_TO DO:_ Look through the records that follow. Copy every line containing the word "осина".

Extracted data entries
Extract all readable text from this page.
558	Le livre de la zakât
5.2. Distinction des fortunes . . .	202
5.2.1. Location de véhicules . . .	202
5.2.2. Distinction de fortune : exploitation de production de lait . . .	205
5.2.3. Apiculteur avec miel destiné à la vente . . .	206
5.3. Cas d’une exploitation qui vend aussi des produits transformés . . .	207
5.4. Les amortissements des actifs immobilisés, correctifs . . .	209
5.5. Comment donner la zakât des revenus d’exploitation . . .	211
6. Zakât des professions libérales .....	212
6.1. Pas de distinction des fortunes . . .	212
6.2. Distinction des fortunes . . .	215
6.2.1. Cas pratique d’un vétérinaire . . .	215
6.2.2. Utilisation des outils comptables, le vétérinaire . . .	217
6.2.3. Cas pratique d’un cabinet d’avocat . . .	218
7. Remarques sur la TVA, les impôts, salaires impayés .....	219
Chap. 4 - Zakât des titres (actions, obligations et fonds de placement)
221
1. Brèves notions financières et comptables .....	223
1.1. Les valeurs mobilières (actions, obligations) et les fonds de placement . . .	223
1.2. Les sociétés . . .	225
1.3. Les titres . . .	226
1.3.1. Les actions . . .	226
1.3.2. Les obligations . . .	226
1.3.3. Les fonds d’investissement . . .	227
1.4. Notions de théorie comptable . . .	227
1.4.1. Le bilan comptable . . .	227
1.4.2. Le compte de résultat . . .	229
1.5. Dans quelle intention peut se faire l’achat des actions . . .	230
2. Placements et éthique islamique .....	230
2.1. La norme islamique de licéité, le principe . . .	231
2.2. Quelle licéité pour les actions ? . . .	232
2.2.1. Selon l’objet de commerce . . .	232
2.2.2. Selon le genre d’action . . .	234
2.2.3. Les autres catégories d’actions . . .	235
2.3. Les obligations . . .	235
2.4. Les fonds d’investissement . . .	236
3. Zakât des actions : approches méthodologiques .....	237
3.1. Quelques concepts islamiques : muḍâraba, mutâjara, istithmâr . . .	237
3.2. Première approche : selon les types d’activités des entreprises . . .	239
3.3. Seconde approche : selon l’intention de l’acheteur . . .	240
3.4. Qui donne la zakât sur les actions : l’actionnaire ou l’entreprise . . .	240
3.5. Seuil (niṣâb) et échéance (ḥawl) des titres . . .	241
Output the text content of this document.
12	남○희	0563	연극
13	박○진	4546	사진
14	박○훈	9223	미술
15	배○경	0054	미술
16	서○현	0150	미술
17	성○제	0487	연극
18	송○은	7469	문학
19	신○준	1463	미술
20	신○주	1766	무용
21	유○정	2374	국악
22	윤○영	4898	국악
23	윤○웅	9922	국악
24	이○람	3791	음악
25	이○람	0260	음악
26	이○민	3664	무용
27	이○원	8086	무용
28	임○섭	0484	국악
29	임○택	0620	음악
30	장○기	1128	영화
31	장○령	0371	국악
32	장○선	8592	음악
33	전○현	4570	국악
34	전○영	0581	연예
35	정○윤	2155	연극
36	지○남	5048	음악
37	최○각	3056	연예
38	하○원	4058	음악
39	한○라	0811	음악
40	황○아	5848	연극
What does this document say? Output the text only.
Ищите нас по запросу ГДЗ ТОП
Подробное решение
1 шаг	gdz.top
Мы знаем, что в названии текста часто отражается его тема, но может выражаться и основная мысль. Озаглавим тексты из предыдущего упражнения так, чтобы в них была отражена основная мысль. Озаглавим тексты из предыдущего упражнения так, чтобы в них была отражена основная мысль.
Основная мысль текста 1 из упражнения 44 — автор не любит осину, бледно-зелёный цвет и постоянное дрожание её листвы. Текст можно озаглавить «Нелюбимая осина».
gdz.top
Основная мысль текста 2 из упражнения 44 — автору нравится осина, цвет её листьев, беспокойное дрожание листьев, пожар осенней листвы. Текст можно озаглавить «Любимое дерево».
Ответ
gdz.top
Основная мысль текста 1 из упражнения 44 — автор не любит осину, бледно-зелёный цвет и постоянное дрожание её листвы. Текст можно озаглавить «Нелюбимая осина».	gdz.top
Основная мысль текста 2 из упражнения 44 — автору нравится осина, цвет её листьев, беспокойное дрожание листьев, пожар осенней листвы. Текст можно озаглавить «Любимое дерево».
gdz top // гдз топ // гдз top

_OUTPUT:_
Основная мысль текста 1 из упражнения 44 — автор не любит осину, бледно-зелёный цвет и постоянное дрожание её листвы. Текст можно озаглавить «Нелюбимая осина».
Основная мысль текста 2 из упражнения 44 — автору нравится осина, цвет её листьев, беспокойное дрожание листьев, пожар осенней листвы. Текст можно озаглавить «Любимое дерево».
Основная мысль текста 1 из упражнения 44 — автор не любит осину, бледно-зелёный цвет и постоянное дрожание её листвы. Текст можно озаглавить «Нелюбимая осина».	gdz.top
Основная мысль текста 2 из упражнения 44 — автору нравится осина, цвет её листьев, беспокойное дрожание листьев, пожар осенней листвы. Текст можно озаглавить «Любимое дерево».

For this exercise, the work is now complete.